» **Text excerpt**:
───
No PriorsTravel Through the Lens of AI with with Booking.com CEO Glenn Fogel
At a glance
WHAT IT’S REALLY ABOUT
Booking.com CEO on AI agents, scale, and durable travel economics
- Fogel frames AI as a tool to better serve Booking’s two-sided marketplace—travelers and partners—rather than as a simple disruptor that makes incumbents obsolete.
- He argues that travel is operationally and regulatorily complex, so “AI travel agents” still need deep inventory connectivity, partner relationships, and compliance capabilities to deliver reliable end-to-end trips.
- Booking is already deploying agentic experiences (e.g., Priceline’s “Penny”) to reduce friction in complex itinerary planning and to improve conversion, speed-to-book, cancellations, and customer satisfaction.
- He emphasizes disciplined AI deployment driven by token economics, unit costs, and ROI measurement, not hype—especially at Booking’s massive transaction scale.
- Fogel warns about AI-driven job displacement happening faster than retraining and advocates aggressive upskilling to prevent social backlash and tech rejection.
IDEAS WORTH REMEMBERING
5 ideasIn travel, AI value comes from end-to-end execution, not just a better interface.
Fogel suggests outsiders underestimate how many moving parts exist—inventory accuracy, payments/merchant-of-record responsibilities, partner operations, and disruption handling—so a chat UI alone doesn’t replace the underlying machinery.
Agentic planning is most powerful for complex, multi-constraint trips.
He describes Penny handling nuanced preferences (mixed cabins, multiple cities, miles vs. cash, ground transport, timing tradeoffs) via back-and-forth questioning—mirroring a concierge, but with greater memory and search breadth.
“Things go wrong” is the core travel problem AI should solve next.
Fogel highlights domino effects from delays and cancellations and wants AI not only to rebook faster but to predict issues and propose fixes before disruption hits.
Token economics will determine how fast agentic experiences scale.
───
» **Material provided**:
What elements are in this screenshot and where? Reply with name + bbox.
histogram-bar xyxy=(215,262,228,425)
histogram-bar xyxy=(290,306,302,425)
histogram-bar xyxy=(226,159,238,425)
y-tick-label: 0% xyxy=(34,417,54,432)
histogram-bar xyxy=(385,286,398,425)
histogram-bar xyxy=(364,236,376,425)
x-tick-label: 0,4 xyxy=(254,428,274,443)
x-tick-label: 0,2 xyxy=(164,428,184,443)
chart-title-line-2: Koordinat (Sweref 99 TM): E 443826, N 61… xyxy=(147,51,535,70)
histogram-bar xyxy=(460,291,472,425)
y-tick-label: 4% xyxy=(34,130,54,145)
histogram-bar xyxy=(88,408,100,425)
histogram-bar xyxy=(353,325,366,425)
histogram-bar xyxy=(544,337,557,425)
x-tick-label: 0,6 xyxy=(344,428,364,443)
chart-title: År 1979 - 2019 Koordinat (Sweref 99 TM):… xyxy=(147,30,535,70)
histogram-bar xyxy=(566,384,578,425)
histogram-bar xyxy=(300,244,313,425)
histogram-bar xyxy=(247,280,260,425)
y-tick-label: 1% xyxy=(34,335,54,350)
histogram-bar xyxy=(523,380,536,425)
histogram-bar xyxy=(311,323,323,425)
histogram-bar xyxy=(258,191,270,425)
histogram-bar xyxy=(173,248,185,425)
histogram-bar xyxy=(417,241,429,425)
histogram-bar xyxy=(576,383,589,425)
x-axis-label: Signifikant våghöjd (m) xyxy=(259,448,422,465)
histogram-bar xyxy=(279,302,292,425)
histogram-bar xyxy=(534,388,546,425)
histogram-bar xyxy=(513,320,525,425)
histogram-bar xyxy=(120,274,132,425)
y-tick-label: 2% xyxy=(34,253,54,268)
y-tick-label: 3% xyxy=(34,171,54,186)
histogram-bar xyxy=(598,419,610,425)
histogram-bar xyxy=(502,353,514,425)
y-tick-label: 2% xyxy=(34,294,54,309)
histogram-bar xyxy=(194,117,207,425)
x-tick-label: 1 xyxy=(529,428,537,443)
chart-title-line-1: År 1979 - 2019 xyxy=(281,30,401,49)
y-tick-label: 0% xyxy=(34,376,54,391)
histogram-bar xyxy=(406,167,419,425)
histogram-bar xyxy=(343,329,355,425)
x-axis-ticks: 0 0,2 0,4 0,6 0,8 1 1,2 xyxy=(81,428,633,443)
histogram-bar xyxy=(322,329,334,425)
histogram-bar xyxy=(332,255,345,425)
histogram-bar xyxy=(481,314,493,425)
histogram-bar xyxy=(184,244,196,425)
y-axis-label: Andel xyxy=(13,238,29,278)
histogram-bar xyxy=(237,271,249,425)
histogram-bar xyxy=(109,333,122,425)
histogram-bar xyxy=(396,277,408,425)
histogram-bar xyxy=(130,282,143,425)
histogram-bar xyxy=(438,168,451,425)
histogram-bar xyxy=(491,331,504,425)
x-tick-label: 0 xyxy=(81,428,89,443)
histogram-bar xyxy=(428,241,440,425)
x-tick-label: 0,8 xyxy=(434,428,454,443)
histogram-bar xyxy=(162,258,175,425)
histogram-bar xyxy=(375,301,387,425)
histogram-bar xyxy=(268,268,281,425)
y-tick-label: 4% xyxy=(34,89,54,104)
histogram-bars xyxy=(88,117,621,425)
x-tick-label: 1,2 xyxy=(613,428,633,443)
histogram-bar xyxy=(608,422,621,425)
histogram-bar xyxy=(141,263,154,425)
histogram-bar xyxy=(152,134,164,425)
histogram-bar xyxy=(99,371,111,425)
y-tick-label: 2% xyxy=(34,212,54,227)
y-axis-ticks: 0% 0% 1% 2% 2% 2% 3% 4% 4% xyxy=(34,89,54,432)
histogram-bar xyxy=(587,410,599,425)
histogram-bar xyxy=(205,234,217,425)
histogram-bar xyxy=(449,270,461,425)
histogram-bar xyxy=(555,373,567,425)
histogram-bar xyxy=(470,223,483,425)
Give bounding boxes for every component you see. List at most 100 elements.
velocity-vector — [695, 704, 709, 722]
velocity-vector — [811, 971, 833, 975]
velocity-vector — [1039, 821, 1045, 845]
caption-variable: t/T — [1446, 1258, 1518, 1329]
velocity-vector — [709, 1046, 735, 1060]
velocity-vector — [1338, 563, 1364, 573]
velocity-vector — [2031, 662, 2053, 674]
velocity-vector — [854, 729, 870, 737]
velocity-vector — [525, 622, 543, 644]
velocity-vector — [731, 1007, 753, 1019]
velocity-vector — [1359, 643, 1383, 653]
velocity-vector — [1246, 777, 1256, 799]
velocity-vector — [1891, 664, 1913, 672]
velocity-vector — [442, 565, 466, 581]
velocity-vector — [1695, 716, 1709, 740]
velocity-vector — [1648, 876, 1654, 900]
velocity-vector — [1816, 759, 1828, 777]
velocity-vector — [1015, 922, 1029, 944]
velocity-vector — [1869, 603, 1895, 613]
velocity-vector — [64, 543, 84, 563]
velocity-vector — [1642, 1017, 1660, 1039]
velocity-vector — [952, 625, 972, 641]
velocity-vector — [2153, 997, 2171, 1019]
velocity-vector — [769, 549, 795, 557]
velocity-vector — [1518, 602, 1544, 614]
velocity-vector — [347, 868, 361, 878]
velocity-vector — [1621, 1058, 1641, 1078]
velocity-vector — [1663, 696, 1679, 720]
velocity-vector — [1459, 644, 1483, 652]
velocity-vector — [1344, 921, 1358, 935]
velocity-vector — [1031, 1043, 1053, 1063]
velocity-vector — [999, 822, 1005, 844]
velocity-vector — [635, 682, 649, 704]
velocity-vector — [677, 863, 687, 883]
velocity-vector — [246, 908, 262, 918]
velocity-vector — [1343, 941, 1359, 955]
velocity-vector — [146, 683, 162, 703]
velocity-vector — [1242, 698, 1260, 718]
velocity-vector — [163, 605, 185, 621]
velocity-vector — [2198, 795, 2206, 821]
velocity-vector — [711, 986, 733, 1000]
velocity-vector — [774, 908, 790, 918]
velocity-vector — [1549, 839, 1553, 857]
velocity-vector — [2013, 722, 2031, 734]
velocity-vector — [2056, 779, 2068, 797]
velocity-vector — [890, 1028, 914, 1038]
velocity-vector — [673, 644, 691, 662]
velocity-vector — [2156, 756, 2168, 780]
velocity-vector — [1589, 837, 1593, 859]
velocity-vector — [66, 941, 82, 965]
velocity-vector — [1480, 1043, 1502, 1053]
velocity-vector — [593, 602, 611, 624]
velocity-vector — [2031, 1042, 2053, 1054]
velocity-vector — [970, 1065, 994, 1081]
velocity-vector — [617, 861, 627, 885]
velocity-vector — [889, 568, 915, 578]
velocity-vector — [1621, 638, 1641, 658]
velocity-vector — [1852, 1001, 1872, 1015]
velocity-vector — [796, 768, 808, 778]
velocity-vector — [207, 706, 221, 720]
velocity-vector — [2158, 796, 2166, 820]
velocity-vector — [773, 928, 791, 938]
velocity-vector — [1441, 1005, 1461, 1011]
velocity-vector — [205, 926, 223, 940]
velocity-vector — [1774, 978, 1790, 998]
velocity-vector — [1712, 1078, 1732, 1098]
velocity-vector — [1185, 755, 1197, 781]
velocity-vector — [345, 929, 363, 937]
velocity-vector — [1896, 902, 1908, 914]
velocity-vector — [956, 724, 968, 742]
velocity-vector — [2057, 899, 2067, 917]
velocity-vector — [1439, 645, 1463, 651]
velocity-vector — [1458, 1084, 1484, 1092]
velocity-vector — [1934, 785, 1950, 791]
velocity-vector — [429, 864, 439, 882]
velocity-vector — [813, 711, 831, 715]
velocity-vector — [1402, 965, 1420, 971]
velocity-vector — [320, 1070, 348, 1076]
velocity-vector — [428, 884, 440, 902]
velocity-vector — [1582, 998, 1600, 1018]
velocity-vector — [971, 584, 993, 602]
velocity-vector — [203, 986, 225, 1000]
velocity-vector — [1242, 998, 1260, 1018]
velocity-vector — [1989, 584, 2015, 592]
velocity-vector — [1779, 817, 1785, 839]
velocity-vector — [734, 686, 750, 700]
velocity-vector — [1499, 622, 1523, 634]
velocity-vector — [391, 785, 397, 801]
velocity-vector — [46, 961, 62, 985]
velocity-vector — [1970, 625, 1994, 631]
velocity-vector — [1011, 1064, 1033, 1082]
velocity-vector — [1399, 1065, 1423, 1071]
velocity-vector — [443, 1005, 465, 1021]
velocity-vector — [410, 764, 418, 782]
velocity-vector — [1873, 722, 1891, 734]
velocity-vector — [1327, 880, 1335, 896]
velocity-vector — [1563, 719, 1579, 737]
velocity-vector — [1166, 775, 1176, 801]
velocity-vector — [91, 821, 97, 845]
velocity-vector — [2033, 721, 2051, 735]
───
» **Activities**:
A. In the summary of the Booking.com CEO interview, what is the name of Priceline's agentic experience?
B. How would the Booking.com CEO interview summary carry on past its last line?
This material comes from a separate source and has no connection to the interview summary.

» **Answers by item number**:
A. Penny.

B.
Even if an agent improves conversion, the business case depends on per-trip inference costs, model selection, and lifetime value uplift—especially when serving hundreds of billions in annual travel value.
AI customer service can improve both cost and satisfaction—if customers can still reach humans.
Booking sees lower cost per contact and higher satisfaction, but Fogel stresses designing escalation and choice so automation doesn’t create new frustration for users who want a person.
WORDS WORTH SAVING
5 quotesThere is no such thing as a moat. There is no such thing as somewhere you're gonna be protected against innovation.
— Glenn Fogel
Gotta fight for a customer every day.
— Glenn Fogel
I can't wait until we, Booking Holdings and our companies, are offering up these personalized agents that are... They know everything about you, everything you want, and able to do so much more for you than any human travel agent could ever do because the machine never forgets anything.
— Glenn Fogel
When things go wrong, and things go wrong in travel, and nobody's fault many times, weather, mechanics, it happens, okay? You wanna have that one point of contact that can fix everything 'cause travel is like dominoes. One thing falls over, it all starts falling over.
— Glenn Fogel
You only get one life. You get one life... for people, you know, who have a little bit of ability to choose, I'd say choose wisely. Choose wisely, because you will not get that time back.